> **Collected data entries**:
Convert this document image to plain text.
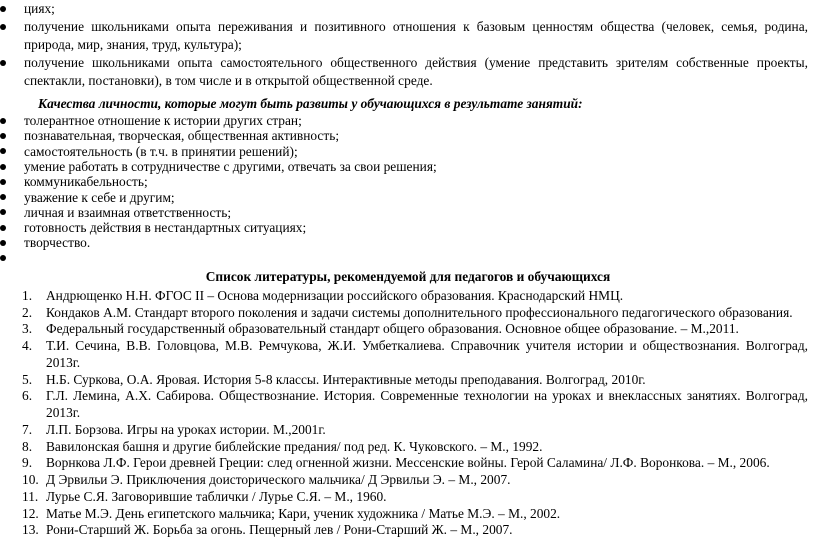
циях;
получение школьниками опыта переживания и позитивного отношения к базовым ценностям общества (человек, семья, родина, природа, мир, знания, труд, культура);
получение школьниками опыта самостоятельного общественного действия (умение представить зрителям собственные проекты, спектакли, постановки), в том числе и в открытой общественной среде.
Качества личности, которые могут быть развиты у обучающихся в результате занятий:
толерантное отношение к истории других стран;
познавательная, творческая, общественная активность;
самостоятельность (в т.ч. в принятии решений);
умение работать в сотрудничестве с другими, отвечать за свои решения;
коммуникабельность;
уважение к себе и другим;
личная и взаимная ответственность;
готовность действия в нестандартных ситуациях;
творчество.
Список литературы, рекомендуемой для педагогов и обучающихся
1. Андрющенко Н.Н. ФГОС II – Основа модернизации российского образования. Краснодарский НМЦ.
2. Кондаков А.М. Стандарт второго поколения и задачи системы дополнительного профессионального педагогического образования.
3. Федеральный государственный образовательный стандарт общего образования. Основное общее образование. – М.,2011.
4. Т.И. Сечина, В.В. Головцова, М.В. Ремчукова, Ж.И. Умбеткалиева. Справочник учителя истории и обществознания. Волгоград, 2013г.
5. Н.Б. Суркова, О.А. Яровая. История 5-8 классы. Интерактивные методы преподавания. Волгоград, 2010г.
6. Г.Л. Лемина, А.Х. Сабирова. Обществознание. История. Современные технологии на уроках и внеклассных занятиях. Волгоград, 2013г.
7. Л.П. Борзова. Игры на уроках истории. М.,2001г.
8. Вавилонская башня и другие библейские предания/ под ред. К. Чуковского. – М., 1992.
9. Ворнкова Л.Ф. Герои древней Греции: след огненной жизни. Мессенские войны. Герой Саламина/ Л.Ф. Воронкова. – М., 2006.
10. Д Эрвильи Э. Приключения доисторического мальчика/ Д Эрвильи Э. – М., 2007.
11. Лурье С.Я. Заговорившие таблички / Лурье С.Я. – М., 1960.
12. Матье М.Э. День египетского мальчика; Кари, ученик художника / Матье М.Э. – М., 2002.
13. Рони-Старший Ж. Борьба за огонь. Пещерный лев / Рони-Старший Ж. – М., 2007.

> **INSTRUCTIONS FOR THE TASK**: Extract all the data above exactly, excluding every picture.

> **WRITTEN RESPONSE**:
Convert this document image to plain text.
циях;
получение школьниками опыта переживания и позитивного отношения к базовым ценностям общества (человек, семья, родина, природа, мир, знания, труд, культура);
получение школьниками опыта самостоятельного общественного действия (умение представить зрителям собственные проекты, спектакли, постановки), в том числе и в открытой общественной среде.
Качества личности, которые могут быть развиты у обучающихся в результате занятий:
толерантное отношение к истории других стран;
познавательная, творческая, общественная активность;
самостоятельность (в т.ч. в принятии решений);
умение работать в сотрудничестве с другими, отвечать за свои решения;
коммуникабельность;
уважение к себе и другим;
личная и взаимная ответственность;
готовность действия в нестандартных ситуациях;
творчество.
Список литературы, рекомендуемой для педагогов и обучающихся
1. Андрющенко Н.Н. ФГОС II – Основа модернизации российского образования. Краснодарский НМЦ.
2. Кондаков А.М. Стандарт второго поколения и задачи системы дополнительного профессионального педагогического образования.
3. Федеральный государственный образовательный стандарт общего образования. Основное общее образование. – М.,2011.
4. Т.И. Сечина, В.В. Головцова, М.В. Ремчукова, Ж.И. Умбеткалиева. Справочник учителя истории и обществознания. Волгоград, 2013г.
5. Н.Б. Суркова, О.А. Яровая. История 5-8 классы. Интерактивные методы преподавания. Волгоград, 2010г.
6. Г.Л. Лемина, А.Х. Сабирова. Обществознание. История. Современные технологии на уроках и внеклассных занятиях. Волгоград, 2013г.
7. Л.П. Борзова. Игры на уроках истории. М.,2001г.
8. Вавилонская башня и другие библейские предания/ под ред. К. Чуковского. – М., 1992.
9. Ворнкова Л.Ф. Герои древней Греции: след огненной жизни. Мессенские войны. Герой Саламина/ Л.Ф. Воронкова. – М., 2006.
10. Д Эрвильи Э. Приключения доисторического мальчика/ Д Эрвильи Э. – М., 2007.
11. Лурье С.Я. Заговорившие таблички / Лурье С.Я. – М., 1960.
12. Матье М.Э. День египетского мальчика; Кари, ученик художника / Матье М.Э. – М., 2002.
13. Рони-Старший Ж. Борьба за огонь. Пещерный лев / Рони-Старший Ж. – М., 2007.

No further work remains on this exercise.